# [Aim of the task]
List the lines of this listing that hold the word "screenshot".

# [Record list]

────────────────────────────────────────

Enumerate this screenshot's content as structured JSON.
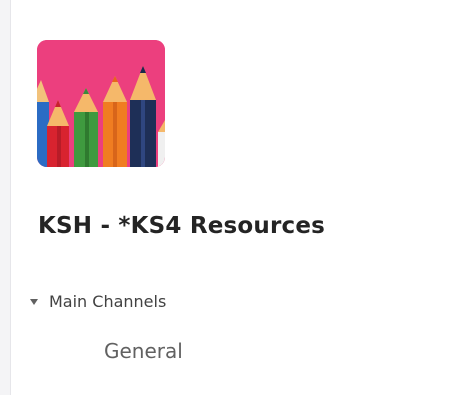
{
  "team": {
    "name": "KSH - *KS4 Resources",
    "avatar_icon": "colored-pencils-image",
    "avatar_bg": "#ec3f7e"
  },
  "channels": {
    "section_label": "Main Channels",
    "section_icon": "caret-down-icon",
    "expanded": true,
    "items": [
      {
        "label": "General"
      }
    ]
  }
}
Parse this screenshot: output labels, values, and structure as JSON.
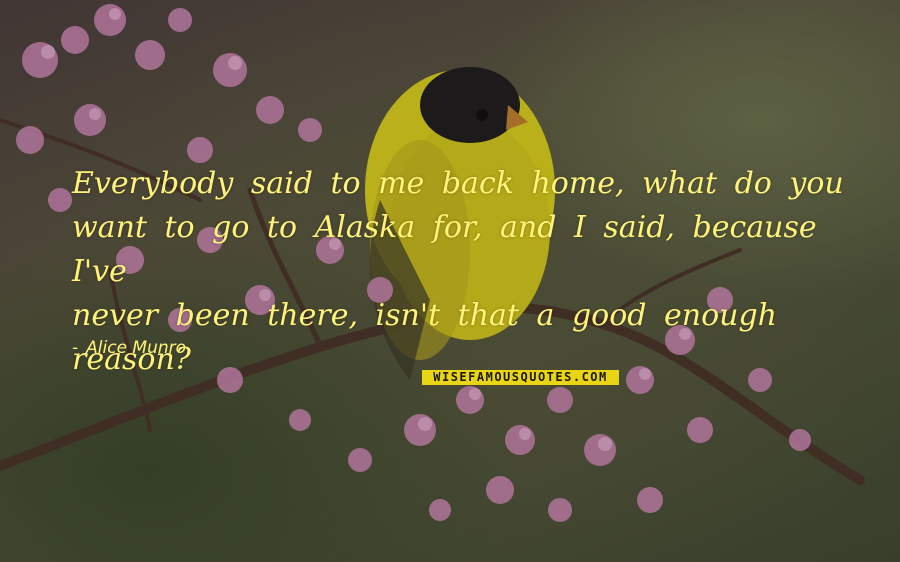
{
  "quote": {
    "lines": [
      "Everybody said to me back home, what do you",
      "want to go to Alaska for, and I said, because I've",
      "never been there, isn't that a good enough",
      "reason?"
    ],
    "author_dash": "-",
    "author": "Alice Munro"
  },
  "brand": {
    "label": "WISEFAMOUSQUOTES.COM"
  },
  "colors": {
    "text": "#fff37a",
    "brand_bg": "#e9d515",
    "bird_body": "#e9e21f",
    "bird_cap": "#1c1c1c",
    "blossom": "#d98fc0"
  },
  "background": {
    "subject": "yellow goldfinch on branch with pink blossoms"
  }
}
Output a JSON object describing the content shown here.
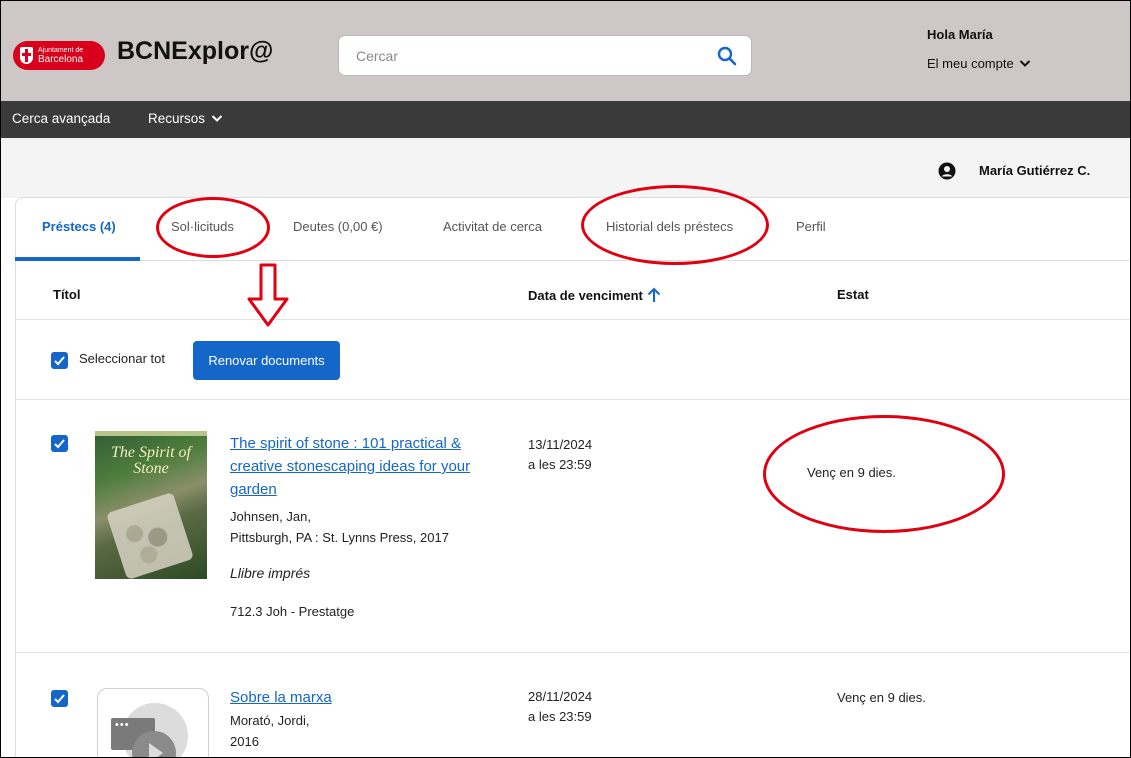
{
  "header": {
    "logo_line1": "Ajuntament de",
    "logo_line2": "Barcelona",
    "brand": "BCNExplor@",
    "search_placeholder": "Cercar",
    "greeting": "Hola María",
    "account_label": "El meu compte"
  },
  "nav": {
    "advanced_search": "Cerca avançada",
    "resources": "Recursos"
  },
  "user": {
    "name": "María Gutiérrez C."
  },
  "tabs": [
    {
      "label": "Préstecs (4)"
    },
    {
      "label": "Sol·licituds"
    },
    {
      "label": "Deutes (0,00 €)"
    },
    {
      "label": "Activitat de cerca"
    },
    {
      "label": "Historial dels préstecs"
    },
    {
      "label": "Perfil"
    }
  ],
  "columns": {
    "title": "Títol",
    "due_date": "Data de venciment",
    "status": "Estat"
  },
  "actions": {
    "select_all": "Seleccionar tot",
    "renew": "Renovar documents"
  },
  "loans": [
    {
      "cover_text": "The Spirit of Stone",
      "title": "The spirit of stone : 101 practical & creative stonescaping ideas for your garden",
      "author": "Johnsen, Jan,",
      "publication": "Pittsburgh, PA : St. Lynns Press, 2017",
      "format": "Llibre imprés",
      "call_number": "712.3 Joh - Prestatge",
      "due_date": "13/11/2024",
      "due_time": "a les 23:59",
      "status": "Venç en 9 dies."
    },
    {
      "title": "Sobre la marxa",
      "author": "Morató, Jordi,",
      "publication": "2016",
      "due_date": "28/11/2024",
      "due_time": "a les 23:59",
      "status": "Venç en 9 dies."
    }
  ],
  "colors": {
    "accent": "#1466c9",
    "header_bg": "#cdc7c8",
    "nav_bg": "#3a3a3a",
    "logo_red": "#d9001b",
    "annotation_red": "#e00010"
  }
}
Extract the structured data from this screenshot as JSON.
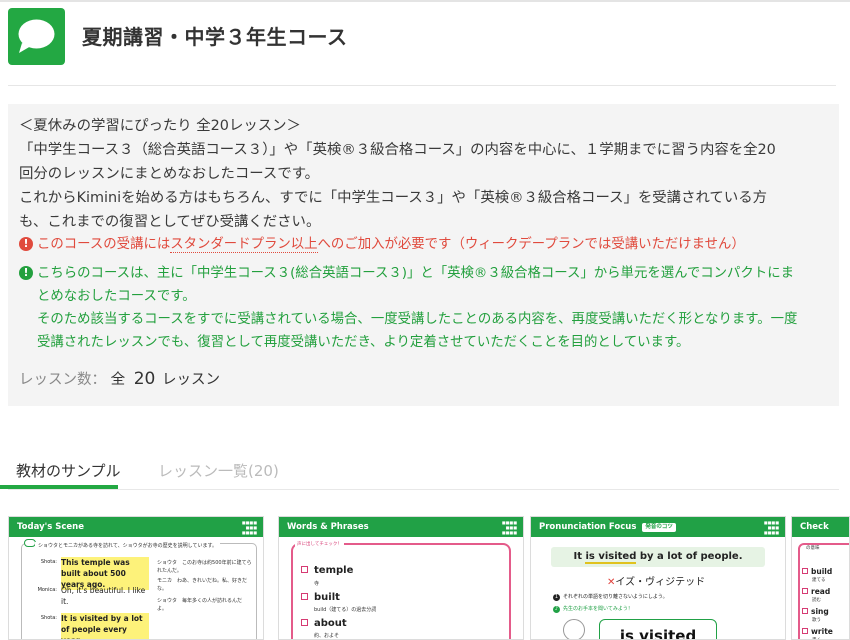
{
  "header": {
    "title": "夏期講習・中学３年生コース",
    "logo_icon": "chat-bubble-icon",
    "brand_color": "#23a843"
  },
  "info": {
    "description": [
      "＜夏休みの学習にぴったり 全20レッスン＞",
      "「中学生コース３（総合英語コース３）」や「英検®３級合格コース」の内容を中心に、１学期までに習う内容を全20",
      "回分のレッスンにまとめなおしたコースです。",
      "これからKiminiを始める方はもちろん、すでに「中学生コース３」や「英検®３級合格コース」を受講されている方",
      "も、これまでの復習としてぜひ受講ください。"
    ],
    "plan_notice": {
      "icon": "exclamation-icon",
      "before": "このコースの受講には",
      "underlined": "スタンダードプラン以上",
      "after": "へのご加入が必要です（ウィークデープランでは受講いただけません）",
      "color": "#e04a3d"
    },
    "scope_notice": {
      "icon": "exclamation-icon",
      "lines": [
        "こちらのコースは、主に「中学生コース３(総合英語コース３)」と「英検®３級合格コース」から単元を選んでコンパクトにま",
        "とめなおしたコースです。",
        "そのため該当するコースをすでに受講されている場合、一度受講したことのある内容を、再度受講いただく形となります。一度",
        "受講されたレッスンでも、復習として再度受講いただき、より定着させていただくことを目的としています。"
      ],
      "color": "#23a03e"
    },
    "lesson_count": {
      "label": "レッスン数：",
      "prefix": "全",
      "number": "20",
      "unit": "レッスン"
    }
  },
  "tabs": [
    {
      "label": "教材のサンプル",
      "active": true
    },
    {
      "label": "レッスン一覧(20)",
      "active": false
    }
  ],
  "samples": {
    "todays_scene": {
      "title": "Today's Scene",
      "caption": "ショウタとモニカがある寺を訪れて、ショウタがお寺の歴史を説明しています。",
      "lines": [
        {
          "speaker": "Shota:",
          "text": "This temple was built about 500 years ago.",
          "highlight": true
        },
        {
          "speaker": "Monica:",
          "text": "Oh, it's beautiful. I like it.",
          "highlight": false
        },
        {
          "speaker": "Shota:",
          "text": "It is visited by a lot of people every year.",
          "highlight": true
        }
      ],
      "translations": [
        {
          "speaker": "ショウタ",
          "text": "このお寺は約500年前に建てられたんだ。"
        },
        {
          "speaker": "モニカ",
          "text": "わあ、きれいだね。私、好きだな。"
        },
        {
          "speaker": "ショウタ",
          "text": "毎年多くの人が訪れるんだよ。"
        }
      ]
    },
    "words_phrases": {
      "title": "Words & Phrases",
      "tag": "声に出してチェック！",
      "items": [
        {
          "word": "temple",
          "meaning": "寺"
        },
        {
          "word": "built",
          "meaning": "build（建てる）の過去分詞"
        },
        {
          "word": "about",
          "meaning": "約、およそ"
        }
      ]
    },
    "pronunciation_focus": {
      "title": "Pronunciation Focus",
      "tag": "発音のコツ",
      "sentence_before": "It ",
      "sentence_underlined": "is visited",
      "sentence_after": " by a lot of people.",
      "wrong_mark": "✕",
      "wrong_reading": "イズ・ヴィジテッド",
      "note1": "それぞれの単語を切り離さないようにしよう。",
      "note2": "先生のお手本を聞いてみよう！",
      "speech": "is visited"
    },
    "check": {
      "title": "Check",
      "tag": "の意味",
      "items": [
        {
          "word": "build",
          "meaning": "建てる"
        },
        {
          "word": "read",
          "meaning": "読む"
        },
        {
          "word": "sing",
          "meaning": "歌う"
        },
        {
          "word": "write",
          "meaning": "書く"
        }
      ]
    }
  }
}
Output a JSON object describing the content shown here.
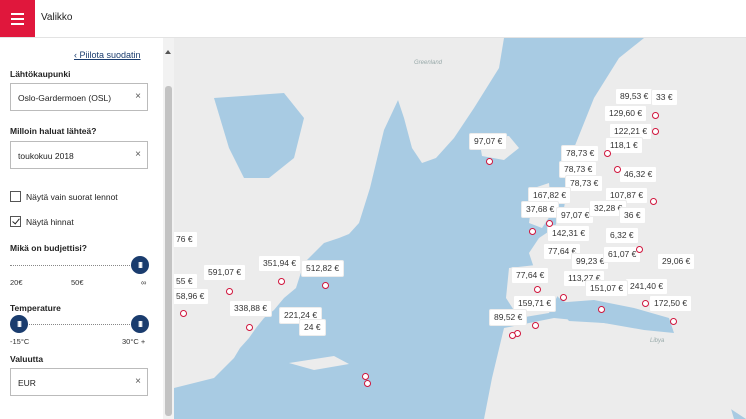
{
  "header": {
    "menu_label": "Valikko"
  },
  "sidebar": {
    "hide_filter": "Piilota suodatin",
    "origin": {
      "label": "Lähtökaupunki",
      "value": "Oslo-Gardermoen (OSL)"
    },
    "when": {
      "label": "Milloin haluat lähteä?",
      "value": "toukokuu 2018"
    },
    "direct_only": {
      "label": "Näytä vain suorat lennot",
      "checked": false
    },
    "show_prices": {
      "label": "Näytä hinnat",
      "checked": true
    },
    "budget": {
      "label": "Mikä on budjettisi?",
      "ticks": [
        "20€",
        "50€",
        "∞"
      ],
      "handle": "III"
    },
    "temperature": {
      "label": "Temperature",
      "min": "-15°C",
      "max": "30°C +",
      "handle": "III"
    },
    "currency": {
      "label": "Valuutta",
      "value": "EUR"
    },
    "clear_icon": "×"
  },
  "map": {
    "labels": {
      "greenland": "Greenland",
      "libya": "Libya"
    },
    "prices": [
      "97,07 €",
      "89,53 €",
      "129,60 €",
      "122,21 €",
      "118,1 €",
      "78,73 €",
      "78,73 €",
      "78,73 €",
      "46,32 €",
      "167,82 €",
      "107,87 €",
      "37,68 €",
      "97,07 €",
      "32,28 €",
      "36 €",
      "142,31 €",
      "6,32 €",
      "77,64 €",
      "99,23 €",
      "61,07 €",
      "29,06 €",
      "77,64 €",
      "113,27 €",
      "241,40 €",
      "159,71 €",
      "151,07 €",
      "172,50 €",
      "89,52 €",
      "76 €",
      "55 €",
      "58,96 €",
      "591,07 €",
      "351,94 €",
      "512,82 €",
      "338,88 €",
      "221,24 €",
      "24 €",
      "33 €"
    ]
  },
  "colors": {
    "accent": "#e0173c",
    "navy": "#1a3c6e",
    "water": "#a8cbe3",
    "land": "#ececec",
    "pin": "#d0143c"
  }
}
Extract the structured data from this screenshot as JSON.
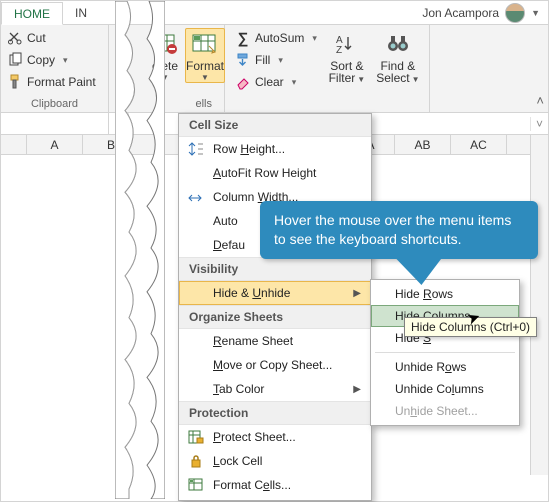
{
  "tabs": {
    "home": "HOME",
    "insert_partial": "IN"
  },
  "user": {
    "name": "Jon Acampora"
  },
  "clipboard": {
    "cut": "Cut",
    "copy": "Copy",
    "paint": "Format Paint",
    "group_label": "Clipboard"
  },
  "cells": {
    "delete_partial": "elete",
    "format": "Format",
    "group_label_partial": "ells"
  },
  "editing": {
    "autosum": "AutoSum",
    "fill": "Fill",
    "clear": "Clear",
    "sortfilter_l1": "Sort &",
    "sortfilter_l2": "Filter",
    "findselect_l1": "Find &",
    "findselect_l2": "Select"
  },
  "columns": {
    "a": "A",
    "b": "B",
    "aa": "AA",
    "ab": "AB",
    "ac": "AC"
  },
  "format_menu": {
    "sect_cellsize": "Cell Size",
    "row_height_pre": "Row ",
    "row_height_u": "H",
    "row_height_post": "eight...",
    "autofit_row_pre": "",
    "autofit_row_u": "A",
    "autofit_row_post": "utoFit Row Height",
    "col_width_pre": "Column ",
    "col_width_u": "W",
    "col_width_post": "idth...",
    "autofit_col_partial": "Auto",
    "default_width_partial_pre": "",
    "default_width_partial_u": "D",
    "default_width_partial_post": "efau",
    "sect_visibility": "Visibility",
    "hide_unhide_pre": "Hide & ",
    "hide_unhide_u": "U",
    "hide_unhide_post": "nhide",
    "sect_organize": "Organize Sheets",
    "rename_pre": "",
    "rename_u": "R",
    "rename_post": "ename Sheet",
    "movecopy_pre": "",
    "movecopy_u": "M",
    "movecopy_post": "ove or Copy Sheet...",
    "tabcolor_pre": "",
    "tabcolor_u": "T",
    "tabcolor_post": "ab Color",
    "sect_protection": "Protection",
    "protect_pre": "",
    "protect_u": "P",
    "protect_post": "rotect Sheet...",
    "lock_pre": "",
    "lock_u": "L",
    "lock_post": "ock Cell",
    "formatcells_pre": "Format C",
    "formatcells_u": "e",
    "formatcells_post": "lls..."
  },
  "submenu": {
    "hide_rows_pre": "Hide ",
    "hide_rows_u": "R",
    "hide_rows_post": "ows",
    "hide_cols_pre": "Hide Col",
    "hide_cols_u": "u",
    "hide_cols_post": "mns",
    "hide_sheet_partial_pre": "Hide ",
    "hide_sheet_partial_u": "S",
    "unhide_rows_pre": "Unhide R",
    "unhide_rows_u": "o",
    "unhide_rows_post": "ws",
    "unhide_cols_pre": "Unhide Co",
    "unhide_cols_u": "l",
    "unhide_cols_post": "umns",
    "unhide_sheet_pre": "Un",
    "unhide_sheet_u": "h",
    "unhide_sheet_post": "ide Sheet..."
  },
  "callout": {
    "text": "Hover the mouse over the menu items to see the keyboard shortcuts."
  },
  "tooltip": {
    "text": "Hide Columns (Ctrl+0)"
  }
}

────────────────────────────────────────

# [Output of the exercise]
Enumerate this screenshot's content as structured JSON.
Parse this screenshot: output labels, values, and structure as JSON.
Extract the structured data from this screenshot as JSON.
Extract the structured data from this screenshot as JSON.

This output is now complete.